引用文本 >>
━━━━━━━━━━━━━━━━━━━━━━━━━━━━━━

1609. Even Odd Tree

1609. Even Odd Tree #

题目 #

A binary tree is named Even-Odd if it meets the following conditions:

  • The root of the binary tree is at level index 0, its children are at level index 1, their children are at level index 2, etc.
  • For every even-indexed level, all nodes at the level have odd integer values in strictly increasing order (from left to right).
  • For every odd-indexed level, all nodes at the level have even integer values in strictly decreasing order (from left to right).

Given the root of a binary tree, return true if the binary tree is Even-Odd, otherwise return false.

━━━━━━━━━━━━━━━━━━━━━━━━━━━━━━

可用列表 >>
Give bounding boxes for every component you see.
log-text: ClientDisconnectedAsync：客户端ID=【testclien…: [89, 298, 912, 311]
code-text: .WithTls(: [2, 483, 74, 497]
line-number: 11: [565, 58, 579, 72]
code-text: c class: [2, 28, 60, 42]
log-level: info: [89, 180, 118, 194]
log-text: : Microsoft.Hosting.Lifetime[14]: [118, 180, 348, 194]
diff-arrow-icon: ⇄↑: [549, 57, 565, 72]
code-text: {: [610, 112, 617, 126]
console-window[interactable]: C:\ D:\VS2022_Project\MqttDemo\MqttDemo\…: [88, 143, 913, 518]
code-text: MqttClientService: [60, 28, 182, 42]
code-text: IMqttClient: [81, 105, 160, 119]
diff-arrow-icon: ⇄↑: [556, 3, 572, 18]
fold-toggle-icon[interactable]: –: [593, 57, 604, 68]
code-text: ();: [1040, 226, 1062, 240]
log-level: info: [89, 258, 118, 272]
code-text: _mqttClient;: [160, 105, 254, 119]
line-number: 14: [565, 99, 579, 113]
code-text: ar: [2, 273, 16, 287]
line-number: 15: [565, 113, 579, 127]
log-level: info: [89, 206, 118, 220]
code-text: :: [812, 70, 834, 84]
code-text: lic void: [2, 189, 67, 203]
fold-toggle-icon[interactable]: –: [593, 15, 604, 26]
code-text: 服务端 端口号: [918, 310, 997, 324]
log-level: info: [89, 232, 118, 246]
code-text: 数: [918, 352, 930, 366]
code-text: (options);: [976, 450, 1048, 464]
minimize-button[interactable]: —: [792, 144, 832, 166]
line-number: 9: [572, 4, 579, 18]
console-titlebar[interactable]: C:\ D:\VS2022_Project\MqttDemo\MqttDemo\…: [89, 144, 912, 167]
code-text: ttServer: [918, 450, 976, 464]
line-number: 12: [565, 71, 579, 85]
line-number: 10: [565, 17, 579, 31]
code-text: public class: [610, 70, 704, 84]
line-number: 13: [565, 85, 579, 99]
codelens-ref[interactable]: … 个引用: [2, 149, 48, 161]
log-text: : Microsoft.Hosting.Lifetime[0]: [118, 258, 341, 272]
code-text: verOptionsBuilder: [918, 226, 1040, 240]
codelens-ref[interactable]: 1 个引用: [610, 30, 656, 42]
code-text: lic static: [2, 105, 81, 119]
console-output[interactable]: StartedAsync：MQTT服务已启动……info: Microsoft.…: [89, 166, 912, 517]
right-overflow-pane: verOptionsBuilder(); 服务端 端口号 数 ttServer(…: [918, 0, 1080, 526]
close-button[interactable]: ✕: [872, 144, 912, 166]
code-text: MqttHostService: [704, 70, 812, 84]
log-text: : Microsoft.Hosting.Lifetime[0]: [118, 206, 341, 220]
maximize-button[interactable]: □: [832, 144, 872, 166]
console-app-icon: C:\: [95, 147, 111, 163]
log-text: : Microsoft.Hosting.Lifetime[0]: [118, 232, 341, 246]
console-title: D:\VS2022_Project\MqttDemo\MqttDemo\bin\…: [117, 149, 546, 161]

━━━━━━━━━━━━━━━━━━━━━━━━━━━━━━

挑战任务 1 >> 请原样写出奇偶树文本中从“1609. Even Odd Tree #”到“otherwise return false.”的部分，首尾两处都包括在内。
挑战任务 2 >> 请逐字重复列表中从第一行起、到包含“console-app-icon: C:\: [95, 147, 111, 163]”的那一行为止的所有行，首尾两行都要包括。
上面的奇偶树文本和列表来源不同。

正确答案 1 >>
1609. Even Odd Tree #

题目 #

A binary tree is named Even-Odd if it meets the following conditions:

  • The root of the binary tree is at level index 0, its children are at level index 1, their children are at level index 2, etc.
  • For every even-indexed level, all nodes at the level have odd integer values in strictly increasing order (from left to right).
  • For every odd-indexed level, all nodes at the level have even integer values in strictly decreasing order (from left to right).

Given the root of a binary tree, return true if the binary tree is Even-Odd, otherwise return false.

正确答案 2 >>
Give bounding boxes for every component you see.
log-text: ClientDisconnectedAsync：客户端ID=【testclien…: [89, 298, 912, 311]
code-text: .WithTls(: [2, 483, 74, 497]
line-number: 11: [565, 58, 579, 72]
code-text: c class: [2, 28, 60, 42]
log-level: info: [89, 180, 118, 194]
log-text: : Microsoft.Hosting.Lifetime[14]: [118, 180, 348, 194]
diff-arrow-icon: ⇄↑: [549, 57, 565, 72]
code-text: {: [610, 112, 617, 126]
console-window[interactable]: C:\ D:\VS2022_Project\MqttDemo\MqttDemo\…: [88, 143, 913, 518]
code-text: MqttClientService: [60, 28, 182, 42]
code-text: IMqttClient: [81, 105, 160, 119]
diff-arrow-icon: ⇄↑: [556, 3, 572, 18]
fold-toggle-icon[interactable]: –: [593, 57, 604, 68]
code-text: ();: [1040, 226, 1062, 240]
log-level: info: [89, 258, 118, 272]
code-text: _mqttClient;: [160, 105, 254, 119]
line-number: 14: [565, 99, 579, 113]
code-text: ar: [2, 273, 16, 287]
line-number: 15: [565, 113, 579, 127]
log-level: info: [89, 206, 118, 220]
code-text: :: [812, 70, 834, 84]
code-text: lic void: [2, 189, 67, 203]
fold-toggle-icon[interactable]: –: [593, 15, 604, 26]
code-text: 服务端 端口号: [918, 310, 997, 324]
log-level: info: [89, 232, 118, 246]
code-text: 数: [918, 352, 930, 366]
code-text: (options);: [976, 450, 1048, 464]
minimize-button[interactable]: —: [792, 144, 832, 166]
line-number: 9: [572, 4, 579, 18]
console-titlebar[interactable]: C:\ D:\VS2022_Project\MqttDemo\MqttDemo\…: [89, 144, 912, 167]
code-text: ttServer: [918, 450, 976, 464]
line-number: 12: [565, 71, 579, 85]
line-number: 10: [565, 17, 579, 31]
code-text: public class: [610, 70, 704, 84]
line-number: 13: [565, 85, 579, 99]
codelens-ref[interactable]: … 个引用: [2, 149, 48, 161]
log-text: : Microsoft.Hosting.Lifetime[0]: [118, 258, 341, 272]
code-text: verOptionsBuilder: [918, 226, 1040, 240]
codelens-ref[interactable]: 1 个引用: [610, 30, 656, 42]
code-text: lic static: [2, 105, 81, 119]
console-output[interactable]: StartedAsync：MQTT服务已启动……info: Microsoft.…: [89, 166, 912, 517]
right-overflow-pane: verOptionsBuilder(); 服务端 端口号 数 ttServer(…: [918, 0, 1080, 526]
close-button[interactable]: ✕: [872, 144, 912, 166]
code-text: MqttHostService: [704, 70, 812, 84]
log-text: : Microsoft.Hosting.Lifetime[0]: [118, 206, 341, 220]
maximize-button[interactable]: □: [832, 144, 872, 166]
console-app-icon: C:\: [95, 147, 111, 163]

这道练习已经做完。